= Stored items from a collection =

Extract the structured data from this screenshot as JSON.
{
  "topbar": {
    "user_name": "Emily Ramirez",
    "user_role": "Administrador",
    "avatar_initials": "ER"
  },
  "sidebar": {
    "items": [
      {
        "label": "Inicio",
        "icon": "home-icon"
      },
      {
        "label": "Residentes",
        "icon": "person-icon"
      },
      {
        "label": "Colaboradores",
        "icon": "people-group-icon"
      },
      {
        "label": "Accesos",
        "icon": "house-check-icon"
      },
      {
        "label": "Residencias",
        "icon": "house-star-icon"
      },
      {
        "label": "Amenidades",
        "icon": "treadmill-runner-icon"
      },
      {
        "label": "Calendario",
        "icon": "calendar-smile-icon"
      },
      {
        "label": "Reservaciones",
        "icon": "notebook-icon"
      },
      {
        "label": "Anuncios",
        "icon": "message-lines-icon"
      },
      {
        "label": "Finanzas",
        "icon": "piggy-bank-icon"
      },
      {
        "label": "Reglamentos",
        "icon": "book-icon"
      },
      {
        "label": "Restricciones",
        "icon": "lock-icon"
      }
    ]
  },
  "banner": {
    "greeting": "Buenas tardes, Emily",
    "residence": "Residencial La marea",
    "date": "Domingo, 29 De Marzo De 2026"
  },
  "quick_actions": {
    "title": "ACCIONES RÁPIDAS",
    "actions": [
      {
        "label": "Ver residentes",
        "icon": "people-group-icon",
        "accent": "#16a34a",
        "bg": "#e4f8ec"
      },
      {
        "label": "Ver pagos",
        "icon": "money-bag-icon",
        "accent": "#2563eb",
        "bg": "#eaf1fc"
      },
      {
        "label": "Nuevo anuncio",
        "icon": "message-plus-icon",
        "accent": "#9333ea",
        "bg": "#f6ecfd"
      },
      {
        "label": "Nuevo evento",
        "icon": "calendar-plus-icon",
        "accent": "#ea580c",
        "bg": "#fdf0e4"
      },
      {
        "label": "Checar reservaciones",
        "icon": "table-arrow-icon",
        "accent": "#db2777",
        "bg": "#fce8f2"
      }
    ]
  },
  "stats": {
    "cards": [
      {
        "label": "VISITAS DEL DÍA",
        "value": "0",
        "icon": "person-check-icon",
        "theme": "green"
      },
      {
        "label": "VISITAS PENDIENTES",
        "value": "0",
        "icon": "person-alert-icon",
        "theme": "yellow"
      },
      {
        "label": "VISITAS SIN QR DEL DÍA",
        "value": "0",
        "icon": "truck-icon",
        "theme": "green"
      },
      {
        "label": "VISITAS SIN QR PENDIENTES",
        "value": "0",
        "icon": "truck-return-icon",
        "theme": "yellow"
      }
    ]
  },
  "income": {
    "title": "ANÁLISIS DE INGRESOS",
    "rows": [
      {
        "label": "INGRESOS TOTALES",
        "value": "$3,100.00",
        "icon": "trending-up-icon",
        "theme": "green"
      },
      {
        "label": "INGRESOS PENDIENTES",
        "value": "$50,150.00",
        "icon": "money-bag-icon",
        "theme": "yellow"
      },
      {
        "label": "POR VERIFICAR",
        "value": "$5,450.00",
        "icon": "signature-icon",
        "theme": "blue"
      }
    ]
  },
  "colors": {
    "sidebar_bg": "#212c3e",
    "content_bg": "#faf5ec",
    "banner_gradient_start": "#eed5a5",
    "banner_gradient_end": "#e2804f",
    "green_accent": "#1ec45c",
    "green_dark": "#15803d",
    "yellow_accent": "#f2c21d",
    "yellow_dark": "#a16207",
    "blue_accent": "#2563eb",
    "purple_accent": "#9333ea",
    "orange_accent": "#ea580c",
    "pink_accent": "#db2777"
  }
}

= WORK TO DO =
In the listing, find every line containing the word "group" and list it.

= EXERCISE SOLUTION =
        "icon": "people-group-icon"
        "icon": "people-group-icon",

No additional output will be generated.